Reproduce every line of the records below verbatim. Omit the pictures from your output.

━━━ Dataset rows

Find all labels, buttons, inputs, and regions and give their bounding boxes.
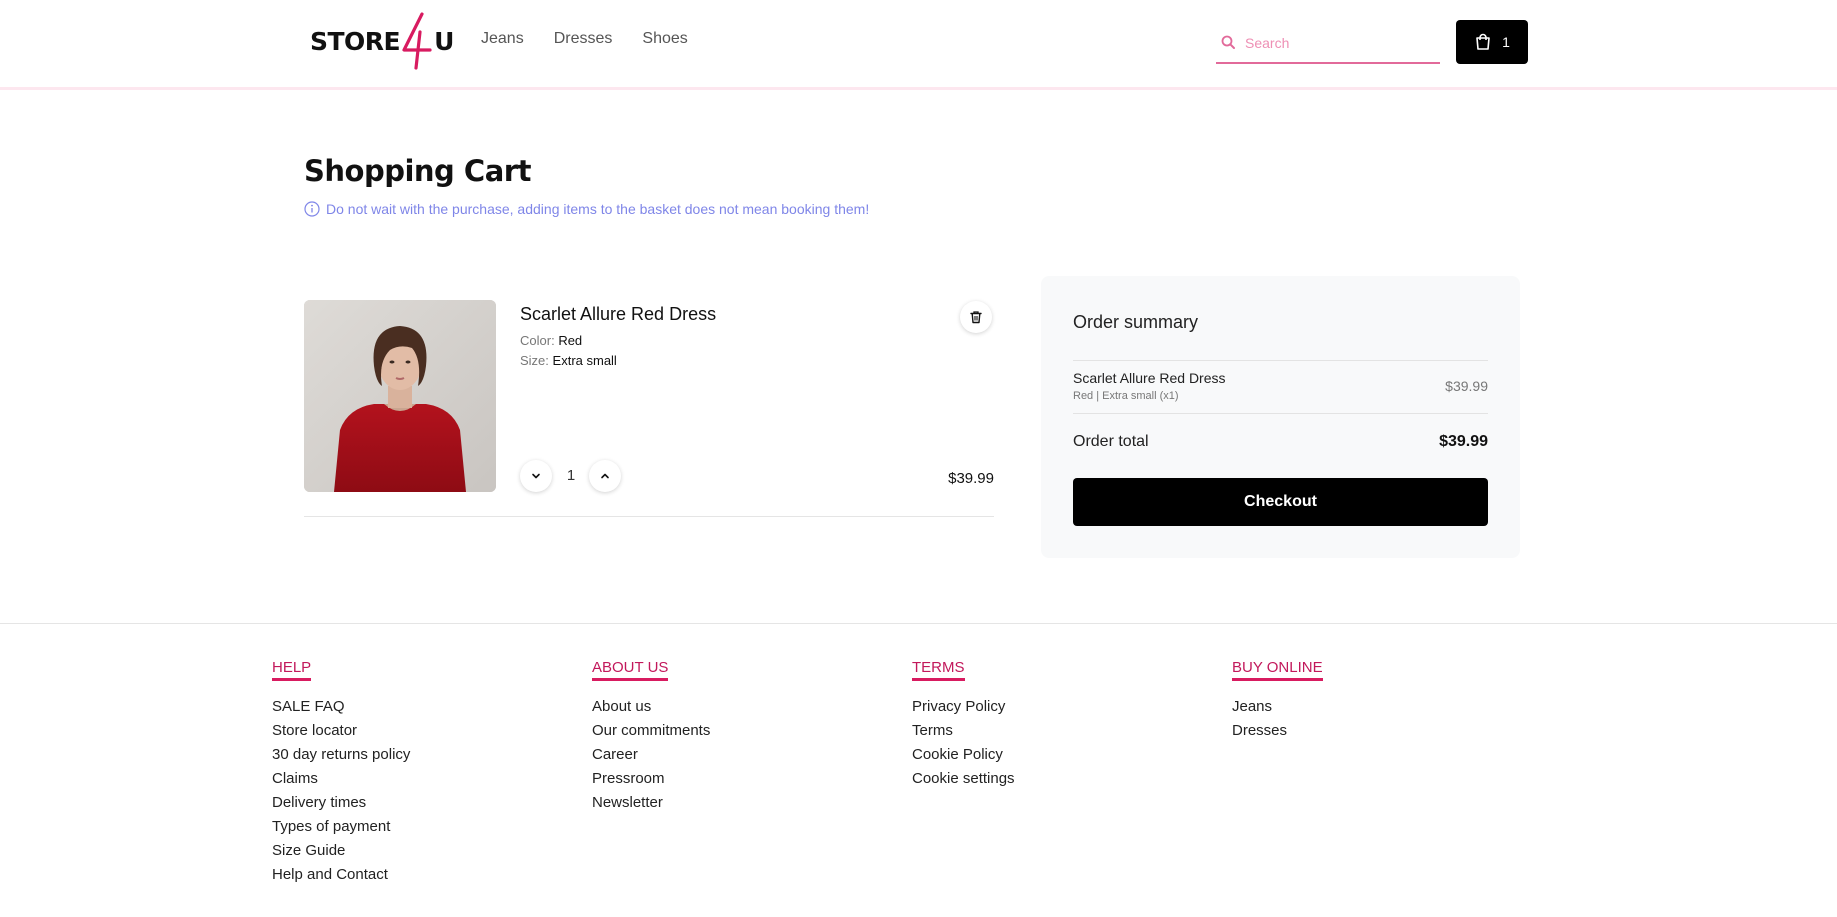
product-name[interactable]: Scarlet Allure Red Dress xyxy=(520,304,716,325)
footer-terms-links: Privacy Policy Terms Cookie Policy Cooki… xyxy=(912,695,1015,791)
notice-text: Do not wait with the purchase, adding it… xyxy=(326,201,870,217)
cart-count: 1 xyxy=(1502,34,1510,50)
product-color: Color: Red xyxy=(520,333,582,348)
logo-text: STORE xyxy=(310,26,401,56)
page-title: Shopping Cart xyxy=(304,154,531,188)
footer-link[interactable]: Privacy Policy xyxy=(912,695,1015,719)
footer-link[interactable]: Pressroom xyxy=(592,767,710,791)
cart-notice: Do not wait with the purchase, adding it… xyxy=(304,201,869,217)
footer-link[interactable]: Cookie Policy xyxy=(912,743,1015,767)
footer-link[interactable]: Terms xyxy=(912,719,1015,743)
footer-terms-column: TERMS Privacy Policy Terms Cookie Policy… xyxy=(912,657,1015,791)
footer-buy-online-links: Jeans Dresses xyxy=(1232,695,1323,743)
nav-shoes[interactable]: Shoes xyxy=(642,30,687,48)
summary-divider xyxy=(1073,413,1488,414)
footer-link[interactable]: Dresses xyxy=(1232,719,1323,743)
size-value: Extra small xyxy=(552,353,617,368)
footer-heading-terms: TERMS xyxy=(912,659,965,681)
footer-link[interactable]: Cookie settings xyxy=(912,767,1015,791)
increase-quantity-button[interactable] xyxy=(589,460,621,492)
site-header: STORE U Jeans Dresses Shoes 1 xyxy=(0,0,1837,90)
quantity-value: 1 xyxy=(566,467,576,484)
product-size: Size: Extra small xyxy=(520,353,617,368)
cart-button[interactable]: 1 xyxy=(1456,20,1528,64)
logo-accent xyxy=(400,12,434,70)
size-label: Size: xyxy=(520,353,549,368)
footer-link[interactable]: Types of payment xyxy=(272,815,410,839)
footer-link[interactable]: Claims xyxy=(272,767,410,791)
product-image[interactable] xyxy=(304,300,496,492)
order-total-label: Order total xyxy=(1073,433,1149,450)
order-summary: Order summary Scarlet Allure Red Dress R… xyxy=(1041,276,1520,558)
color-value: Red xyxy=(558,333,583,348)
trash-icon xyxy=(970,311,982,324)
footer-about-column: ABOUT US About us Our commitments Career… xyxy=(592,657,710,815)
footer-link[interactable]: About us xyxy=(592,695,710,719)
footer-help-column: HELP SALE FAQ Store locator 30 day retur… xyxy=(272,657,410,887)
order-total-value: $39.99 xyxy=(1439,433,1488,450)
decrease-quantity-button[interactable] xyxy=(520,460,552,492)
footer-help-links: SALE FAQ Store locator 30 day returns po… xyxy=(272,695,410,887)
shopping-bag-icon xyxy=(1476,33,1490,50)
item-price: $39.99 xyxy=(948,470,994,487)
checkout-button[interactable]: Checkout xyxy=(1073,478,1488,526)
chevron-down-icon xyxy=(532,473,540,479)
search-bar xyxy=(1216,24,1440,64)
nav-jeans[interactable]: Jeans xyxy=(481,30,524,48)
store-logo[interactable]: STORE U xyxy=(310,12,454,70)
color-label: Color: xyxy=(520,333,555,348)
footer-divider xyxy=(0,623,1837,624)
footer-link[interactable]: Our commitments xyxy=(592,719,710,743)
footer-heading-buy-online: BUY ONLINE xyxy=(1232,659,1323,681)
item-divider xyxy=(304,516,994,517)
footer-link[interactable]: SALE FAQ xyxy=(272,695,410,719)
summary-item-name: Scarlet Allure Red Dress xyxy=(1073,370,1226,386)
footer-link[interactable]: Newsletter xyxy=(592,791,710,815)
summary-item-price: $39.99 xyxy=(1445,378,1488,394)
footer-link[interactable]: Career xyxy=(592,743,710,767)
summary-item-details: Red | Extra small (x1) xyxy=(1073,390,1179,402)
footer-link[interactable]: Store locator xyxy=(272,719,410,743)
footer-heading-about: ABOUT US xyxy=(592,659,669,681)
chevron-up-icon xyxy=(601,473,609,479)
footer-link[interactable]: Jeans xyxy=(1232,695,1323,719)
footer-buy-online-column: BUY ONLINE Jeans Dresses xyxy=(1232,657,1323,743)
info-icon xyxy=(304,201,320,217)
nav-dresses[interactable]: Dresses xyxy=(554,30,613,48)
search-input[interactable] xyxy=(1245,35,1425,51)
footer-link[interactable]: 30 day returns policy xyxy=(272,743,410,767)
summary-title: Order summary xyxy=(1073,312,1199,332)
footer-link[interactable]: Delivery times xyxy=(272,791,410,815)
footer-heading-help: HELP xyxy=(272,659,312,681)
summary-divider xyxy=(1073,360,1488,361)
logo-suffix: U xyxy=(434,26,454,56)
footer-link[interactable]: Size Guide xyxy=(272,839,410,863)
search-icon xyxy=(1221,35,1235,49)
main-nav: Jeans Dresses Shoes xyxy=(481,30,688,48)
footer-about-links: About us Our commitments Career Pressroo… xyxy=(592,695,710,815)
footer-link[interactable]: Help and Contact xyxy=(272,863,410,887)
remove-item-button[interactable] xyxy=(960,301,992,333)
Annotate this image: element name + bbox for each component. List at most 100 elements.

━━━━━━

#### [Solved problem]
Find all labels, buttons, inputs, and regions and give their bounding boxes.
product-name[interactable]: Scarlet Allure Red Dress xyxy=(520,304,716,325)
footer-terms-links: Privacy Policy Terms Cookie Policy Cooki… xyxy=(912,695,1015,791)
notice-text: Do not wait with the purchase, adding it… xyxy=(326,201,870,217)
cart-count: 1 xyxy=(1502,34,1510,50)
product-color: Color: Red xyxy=(520,333,582,348)
logo-text: STORE xyxy=(310,26,401,56)
page-title: Shopping Cart xyxy=(304,154,531,188)
footer-link[interactable]: Privacy Policy xyxy=(912,695,1015,719)
footer-link[interactable]: Pressroom xyxy=(592,767,710,791)
cart-notice: Do not wait with the purchase, adding it… xyxy=(304,201,869,217)
footer-link[interactable]: Cookie Policy xyxy=(912,743,1015,767)
footer-link[interactable]: Terms xyxy=(912,719,1015,743)
footer-terms-column: TERMS Privacy Policy Terms Cookie Policy… xyxy=(912,657,1015,791)
footer-buy-online-links: Jeans Dresses xyxy=(1232,695,1323,743)
nav-shoes[interactable]: Shoes xyxy=(642,30,687,48)
summary-divider xyxy=(1073,413,1488,414)
footer-link[interactable]: Dresses xyxy=(1232,719,1323,743)
size-value: Extra small xyxy=(552,353,617,368)
footer-heading-terms: TERMS xyxy=(912,659,965,681)
footer-link[interactable]: Cookie settings xyxy=(912,767,1015,791)
increase-quantity-button[interactable] xyxy=(589,460,621,492)
site-header: STORE U Jeans Dresses Shoes 1 xyxy=(0,0,1837,90)
quantity-value: 1 xyxy=(566,467,576,484)
product-size: Size: Extra small xyxy=(520,353,617,368)
cart-button[interactable]: 1 xyxy=(1456,20,1528,64)
logo-accent xyxy=(400,12,434,70)
size-label: Size: xyxy=(520,353,549,368)
footer-link[interactable]: Types of payment xyxy=(272,815,410,839)
footer-link[interactable]: Claims xyxy=(272,767,410,791)
product-image[interactable] xyxy=(304,300,496,492)
order-total-label: Order total xyxy=(1073,433,1149,450)
order-summary: Order summary Scarlet Allure Red Dress R… xyxy=(1041,276,1520,558)
color-value: Red xyxy=(558,333,583,348)
trash-icon xyxy=(970,311,982,324)
footer-about-column: ABOUT US About us Our commitments Career… xyxy=(592,657,710,815)
footer-link[interactable]: About us xyxy=(592,695,710,719)
footer-help-column: HELP SALE FAQ Store locator 30 day retur… xyxy=(272,657,410,887)
order-total-value: $39.99 xyxy=(1439,433,1488,450)
decrease-quantity-button[interactable] xyxy=(520,460,552,492)
footer-help-links: SALE FAQ Store locator 30 day returns po… xyxy=(272,695,410,887)
shopping-bag-icon xyxy=(1476,33,1490,50)
item-price: $39.99 xyxy=(948,470,994,487)
checkout-button[interactable]: Checkout xyxy=(1073,478,1488,526)
chevron-down-icon xyxy=(532,473,540,479)
search-bar xyxy=(1216,24,1440,64)
nav-jeans[interactable]: Jeans xyxy=(481,30,524,48)
store-logo[interactable]: STORE U xyxy=(310,12,454,70)
color-label: Color: xyxy=(520,333,555,348)
footer-divider xyxy=(0,623,1837,624)
footer-link[interactable]: Our commitments xyxy=(592,719,710,743)
footer-heading-buy-online: BUY ONLINE xyxy=(1232,659,1323,681)
item-divider xyxy=(304,516,994,517)
footer-link[interactable]: SALE FAQ xyxy=(272,695,410,719)
summary-item-name: Scarlet Allure Red Dress xyxy=(1073,370,1226,386)
footer-link[interactable]: Newsletter xyxy=(592,791,710,815)
summary-item-price: $39.99 xyxy=(1445,378,1488,394)
footer-link[interactable]: Career xyxy=(592,743,710,767)
summary-item-details: Red | Extra small (x1) xyxy=(1073,390,1179,402)
footer-link[interactable]: Store locator xyxy=(272,719,410,743)
footer-heading-about: ABOUT US xyxy=(592,659,669,681)
chevron-up-icon xyxy=(601,473,609,479)
footer-link[interactable]: Jeans xyxy=(1232,695,1323,719)
footer-buy-online-column: BUY ONLINE Jeans Dresses xyxy=(1232,657,1323,743)
info-icon xyxy=(304,201,320,217)
nav-dresses[interactable]: Dresses xyxy=(554,30,613,48)
search-input[interactable] xyxy=(1245,35,1425,51)
footer-link[interactable]: 30 day returns policy xyxy=(272,743,410,767)
summary-title: Order summary xyxy=(1073,312,1199,332)
footer-link[interactable]: Delivery times xyxy=(272,791,410,815)
footer-heading-help: HELP xyxy=(272,659,312,681)
summary-divider xyxy=(1073,360,1488,361)
logo-suffix: U xyxy=(434,26,454,56)
footer-link[interactable]: Size Guide xyxy=(272,839,410,863)
search-icon xyxy=(1221,35,1235,49)
main-nav: Jeans Dresses Shoes xyxy=(481,30,688,48)
footer-about-links: About us Our commitments Career Pressroo… xyxy=(592,695,710,815)
footer-link[interactable]: Help and Contact xyxy=(272,863,410,887)
remove-item-button[interactable] xyxy=(960,301,992,333)
Annotate this image: element name + bbox for each component. List at most 100 elements.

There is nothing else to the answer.